▸ **Task**:
Leave the pictures out and transcribe every record exactly.
%%
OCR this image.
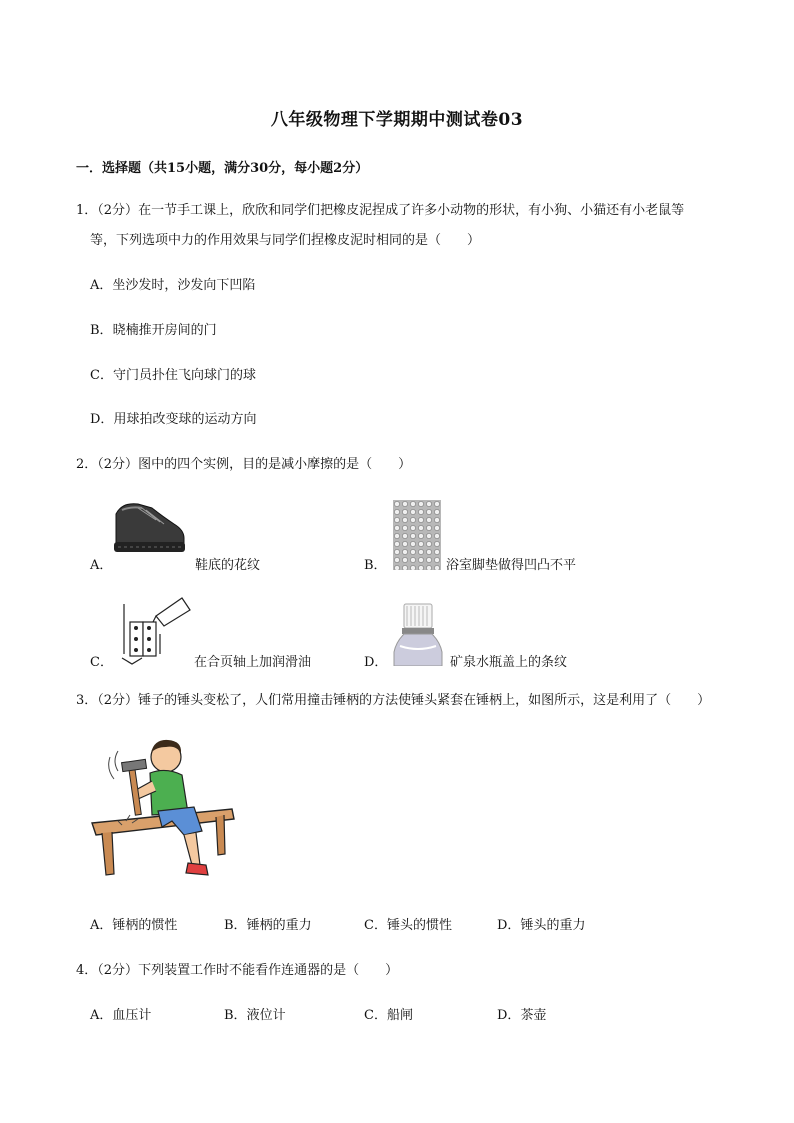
八年级物理下学期期中测试卷03
一．选择题（共15小题，满分30分，每小题2分）
1．（2分）在一节手工课上，欣欣和同学们把橡皮泥捏成了许多小动物的形状，有小狗、小猫还有小老鼠等
等，下列选项中力的作用效果与同学们捏橡皮泥时相同的是（　　）
A．坐沙发时，沙发向下凹陷
B．晓楠推开房间的门
C．守门员扑住飞向球门的球
D．用球拍改变球的运动方向
2．（2分）图中的四个实例，目的是减小摩擦的是（　　）
A．	鞋底的花纹	B．	浴室脚垫做得凹凸不平
C．	在合页轴上加润滑油	D．	矿泉水瓶盖上的条纹
3．（2分）锤子的锤头变松了，人们常用撞击锤柄的方法使锤头紧套在锤柄上，如图所示，这是利用了（　　）
A．锤柄的惯性	B．锤柄的重力	C．锤头的惯性	D．锤头的重力
4．（2分）下列装置工作时不能看作连通器的是（　　）
A．血压计	B．液位计	C．船闸	D．茶壶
%%
▸ **Result**:
OCR this image.
八年级物理下学期期中测试卷03
一．选择题（共15小题，满分30分，每小题2分）
1．（2分）在一节手工课上，欣欣和同学们把橡皮泥捏成了许多小动物的形状，有小狗、小猫还有小老鼠等
等，下列选项中力的作用效果与同学们捏橡皮泥时相同的是（　　）
A．坐沙发时，沙发向下凹陷
B．晓楠推开房间的门
C．守门员扑住飞向球门的球
D．用球拍改变球的运动方向
2．（2分）图中的四个实例，目的是减小摩擦的是（　　）
A．	鞋底的花纹	B．	浴室脚垫做得凹凸不平
C．	在合页轴上加润滑油	D．	矿泉水瓶盖上的条纹
3．（2分）锤子的锤头变松了，人们常用撞击锤柄的方法使锤头紧套在锤柄上，如图所示，这是利用了（　　）
A．锤柄的惯性	B．锤柄的重力	C．锤头的惯性	D．锤头的重力
4．（2分）下列装置工作时不能看作连通器的是（　　）
A．血压计	B．液位计	C．船闸	D．茶壶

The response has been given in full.